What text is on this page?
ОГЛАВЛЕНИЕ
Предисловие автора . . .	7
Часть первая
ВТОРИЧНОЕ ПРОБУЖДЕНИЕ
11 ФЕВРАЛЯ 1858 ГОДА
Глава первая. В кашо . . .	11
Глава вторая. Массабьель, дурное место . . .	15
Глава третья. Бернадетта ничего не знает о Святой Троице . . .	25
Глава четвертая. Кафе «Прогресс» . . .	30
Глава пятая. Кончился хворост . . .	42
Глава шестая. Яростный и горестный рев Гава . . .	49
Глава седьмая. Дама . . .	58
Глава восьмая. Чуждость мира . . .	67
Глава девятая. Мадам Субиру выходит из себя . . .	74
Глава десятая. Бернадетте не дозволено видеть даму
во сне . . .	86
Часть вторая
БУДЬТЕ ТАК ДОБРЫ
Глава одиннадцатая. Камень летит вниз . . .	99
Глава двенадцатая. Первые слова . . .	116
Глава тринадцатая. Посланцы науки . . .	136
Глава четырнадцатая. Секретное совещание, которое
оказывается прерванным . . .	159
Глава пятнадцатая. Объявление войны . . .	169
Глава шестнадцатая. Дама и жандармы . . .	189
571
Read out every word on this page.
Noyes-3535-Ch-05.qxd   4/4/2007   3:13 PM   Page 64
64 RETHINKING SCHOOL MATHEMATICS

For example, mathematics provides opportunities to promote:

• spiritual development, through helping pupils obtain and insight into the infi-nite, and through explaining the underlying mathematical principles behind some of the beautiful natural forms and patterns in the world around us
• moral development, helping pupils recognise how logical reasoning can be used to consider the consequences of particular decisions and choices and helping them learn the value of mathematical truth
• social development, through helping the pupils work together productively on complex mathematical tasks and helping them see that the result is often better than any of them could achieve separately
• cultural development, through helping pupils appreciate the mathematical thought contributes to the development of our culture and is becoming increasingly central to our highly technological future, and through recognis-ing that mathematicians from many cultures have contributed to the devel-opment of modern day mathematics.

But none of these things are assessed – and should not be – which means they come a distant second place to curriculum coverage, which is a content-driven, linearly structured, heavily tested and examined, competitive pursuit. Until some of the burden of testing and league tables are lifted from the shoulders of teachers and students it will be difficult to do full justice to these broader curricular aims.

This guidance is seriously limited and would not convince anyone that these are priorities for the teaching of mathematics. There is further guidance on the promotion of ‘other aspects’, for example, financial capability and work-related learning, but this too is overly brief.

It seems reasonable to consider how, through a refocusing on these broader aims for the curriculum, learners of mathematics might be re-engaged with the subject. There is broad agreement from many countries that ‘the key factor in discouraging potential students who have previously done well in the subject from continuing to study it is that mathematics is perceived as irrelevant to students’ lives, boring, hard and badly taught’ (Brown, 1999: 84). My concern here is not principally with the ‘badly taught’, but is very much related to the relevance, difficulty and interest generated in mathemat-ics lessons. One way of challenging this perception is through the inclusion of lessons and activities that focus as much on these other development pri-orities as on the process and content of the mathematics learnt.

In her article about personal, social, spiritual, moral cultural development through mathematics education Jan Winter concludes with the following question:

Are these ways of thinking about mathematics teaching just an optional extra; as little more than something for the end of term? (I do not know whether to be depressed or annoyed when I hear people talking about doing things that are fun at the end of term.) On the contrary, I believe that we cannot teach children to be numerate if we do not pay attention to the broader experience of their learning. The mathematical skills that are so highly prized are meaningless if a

> _TASK TO COMPLETE_:
Extract each line of the material exactly as it stands.

> _TASK SOLUTION_:
What text is on this page?
ОГЛАВЛЕНИЕ
Предисловие автора . . .	7
Часть первая
ВТОРИЧНОЕ ПРОБУЖДЕНИЕ
11 ФЕВРАЛЯ 1858 ГОДА
Глава первая. В кашо . . .	11
Глава вторая. Массабьель, дурное место . . .	15
Глава третья. Бернадетта ничего не знает о Святой Троице . . .	25
Глава четвертая. Кафе «Прогресс» . . .	30
Глава пятая. Кончился хворост . . .	42
Глава шестая. Яростный и горестный рев Гава . . .	49
Глава седьмая. Дама . . .	58
Глава восьмая. Чуждость мира . . .	67
Глава девятая. Мадам Субиру выходит из себя . . .	74
Глава десятая. Бернадетте не дозволено видеть даму
во сне . . .	86
Часть вторая
БУДЬТЕ ТАК ДОБРЫ
Глава одиннадцатая. Камень летит вниз . . .	99
Глава двенадцатая. Первые слова . . .	116
Глава тринадцатая. Посланцы науки . . .	136
Глава четырнадцатая. Секретное совещание, которое
оказывается прерванным . . .	159
Глава пятнадцатая. Объявление войны . . .	169
Глава шестнадцатая. Дама и жандармы . . .	189
571
Read out every word on this page.
Noyes-3535-Ch-05.qxd   4/4/2007   3:13 PM   Page 64
64 RETHINKING SCHOOL MATHEMATICS

For example, mathematics provides opportunities to promote:

• spiritual development, through helping pupils obtain and insight into the infi-nite, and through explaining the underlying mathematical principles behind some of the beautiful natural forms and patterns in the world around us
• moral development, helping pupils recognise how logical reasoning can be used to consider the consequences of particular decisions and choices and helping them learn the value of mathematical truth
• social development, through helping the pupils work together productively on complex mathematical tasks and helping them see that the result is often better than any of them could achieve separately
• cultural development, through helping pupils appreciate the mathematical thought contributes to the development of our culture and is becoming increasingly central to our highly technological future, and through recognis-ing that mathematicians from many cultures have contributed to the devel-opment of modern day mathematics.

But none of these things are assessed – and should not be – which means they come a distant second place to curriculum coverage, which is a content-driven, linearly structured, heavily tested and examined, competitive pursuit. Until some of the burden of testing and league tables are lifted from the shoulders of teachers and students it will be difficult to do full justice to these broader curricular aims.

This guidance is seriously limited and would not convince anyone that these are priorities for the teaching of mathematics. There is further guidance on the promotion of ‘other aspects’, for example, financial capability and work-related learning, but this too is overly brief.

It seems reasonable to consider how, through a refocusing on these broader aims for the curriculum, learners of mathematics might be re-engaged with the subject. There is broad agreement from many countries that ‘the key factor in discouraging potential students who have previously done well in the subject from continuing to study it is that mathematics is perceived as irrelevant to students’ lives, boring, hard and badly taught’ (Brown, 1999: 84). My concern here is not principally with the ‘badly taught’, but is very much related to the relevance, difficulty and interest generated in mathemat-ics lessons. One way of challenging this perception is through the inclusion of lessons and activities that focus as much on these other development pri-orities as on the process and content of the mathematics learnt.

In her article about personal, social, spiritual, moral cultural development through mathematics education Jan Winter concludes with the following question:

Are these ways of thinking about mathematics teaching just an optional extra; as little more than something for the end of term? (I do not know whether to be depressed or annoyed when I hear people talking about doing things that are fun at the end of term.) On the contrary, I believe that we cannot teach children to be numerate if we do not pay attention to the broader experience of their learning. The mathematical skills that are so highly prized are meaningless if a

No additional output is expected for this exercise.